__Exercise description__:
Go through the data below. Pull out every line that has the word "marker".

(Records contained in a dataset)
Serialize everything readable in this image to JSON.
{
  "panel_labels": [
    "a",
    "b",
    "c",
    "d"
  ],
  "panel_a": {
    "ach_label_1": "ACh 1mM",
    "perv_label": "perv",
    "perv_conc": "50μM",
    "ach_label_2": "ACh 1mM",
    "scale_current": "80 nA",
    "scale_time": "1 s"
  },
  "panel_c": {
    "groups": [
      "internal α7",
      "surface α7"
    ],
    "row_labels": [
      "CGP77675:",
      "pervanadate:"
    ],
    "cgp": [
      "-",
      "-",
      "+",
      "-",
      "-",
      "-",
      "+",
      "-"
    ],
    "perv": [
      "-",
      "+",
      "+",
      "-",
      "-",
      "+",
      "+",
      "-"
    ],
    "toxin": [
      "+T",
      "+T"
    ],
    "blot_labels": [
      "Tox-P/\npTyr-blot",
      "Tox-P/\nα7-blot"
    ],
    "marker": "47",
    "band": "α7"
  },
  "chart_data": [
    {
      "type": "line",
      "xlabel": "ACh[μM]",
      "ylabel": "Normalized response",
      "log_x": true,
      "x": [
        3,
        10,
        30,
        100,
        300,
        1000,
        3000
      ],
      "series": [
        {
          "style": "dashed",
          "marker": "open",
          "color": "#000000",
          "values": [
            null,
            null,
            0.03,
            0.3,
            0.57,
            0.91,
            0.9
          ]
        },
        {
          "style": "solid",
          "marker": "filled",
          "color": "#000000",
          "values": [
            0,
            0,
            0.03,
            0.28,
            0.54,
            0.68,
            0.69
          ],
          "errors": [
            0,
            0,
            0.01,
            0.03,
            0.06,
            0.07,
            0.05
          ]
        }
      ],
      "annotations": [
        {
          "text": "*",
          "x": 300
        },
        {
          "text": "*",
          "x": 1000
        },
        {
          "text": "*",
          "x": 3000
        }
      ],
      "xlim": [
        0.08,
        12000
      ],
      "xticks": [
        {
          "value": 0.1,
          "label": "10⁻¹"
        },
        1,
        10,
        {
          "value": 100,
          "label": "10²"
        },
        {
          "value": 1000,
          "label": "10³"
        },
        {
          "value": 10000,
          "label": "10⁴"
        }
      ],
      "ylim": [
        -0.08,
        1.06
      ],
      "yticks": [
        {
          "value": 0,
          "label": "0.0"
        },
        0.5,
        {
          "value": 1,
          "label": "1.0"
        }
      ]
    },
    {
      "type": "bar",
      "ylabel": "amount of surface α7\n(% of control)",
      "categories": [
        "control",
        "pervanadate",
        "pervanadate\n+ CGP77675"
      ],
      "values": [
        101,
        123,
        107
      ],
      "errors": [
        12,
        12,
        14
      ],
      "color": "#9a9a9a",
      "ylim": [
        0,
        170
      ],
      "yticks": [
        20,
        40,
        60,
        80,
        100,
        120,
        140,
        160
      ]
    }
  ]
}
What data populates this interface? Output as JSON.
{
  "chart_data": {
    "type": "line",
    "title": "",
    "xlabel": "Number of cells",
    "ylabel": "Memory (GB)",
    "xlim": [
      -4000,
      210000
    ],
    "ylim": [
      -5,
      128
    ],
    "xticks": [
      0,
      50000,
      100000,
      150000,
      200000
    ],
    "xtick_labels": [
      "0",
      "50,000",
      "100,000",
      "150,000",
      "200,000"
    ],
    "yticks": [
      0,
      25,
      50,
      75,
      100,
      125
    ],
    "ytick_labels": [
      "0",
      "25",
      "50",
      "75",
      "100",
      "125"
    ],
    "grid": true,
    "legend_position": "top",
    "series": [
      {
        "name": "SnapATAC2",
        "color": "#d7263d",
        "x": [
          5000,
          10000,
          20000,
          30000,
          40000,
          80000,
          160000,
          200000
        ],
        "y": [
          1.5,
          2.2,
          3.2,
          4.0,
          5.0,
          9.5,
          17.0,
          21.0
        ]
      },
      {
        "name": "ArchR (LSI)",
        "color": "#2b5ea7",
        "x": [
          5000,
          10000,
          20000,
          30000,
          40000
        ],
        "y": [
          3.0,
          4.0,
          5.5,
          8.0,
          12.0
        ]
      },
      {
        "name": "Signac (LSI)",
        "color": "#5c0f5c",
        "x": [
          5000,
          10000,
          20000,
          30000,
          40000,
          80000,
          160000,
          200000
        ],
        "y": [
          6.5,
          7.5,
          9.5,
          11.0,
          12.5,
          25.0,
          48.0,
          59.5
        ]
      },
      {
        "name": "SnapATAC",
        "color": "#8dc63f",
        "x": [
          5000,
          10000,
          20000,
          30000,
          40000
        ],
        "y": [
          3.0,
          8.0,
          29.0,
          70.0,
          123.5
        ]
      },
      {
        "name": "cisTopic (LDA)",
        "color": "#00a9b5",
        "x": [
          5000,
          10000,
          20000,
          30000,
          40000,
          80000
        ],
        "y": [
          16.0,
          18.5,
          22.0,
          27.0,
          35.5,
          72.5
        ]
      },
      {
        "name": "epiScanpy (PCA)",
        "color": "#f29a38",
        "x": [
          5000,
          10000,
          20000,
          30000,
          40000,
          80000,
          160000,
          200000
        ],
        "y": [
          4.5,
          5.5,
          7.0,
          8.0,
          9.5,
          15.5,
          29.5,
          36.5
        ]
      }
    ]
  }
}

__Your response__:
    "marker": "47",
          "marker": "open",
          "marker": "filled",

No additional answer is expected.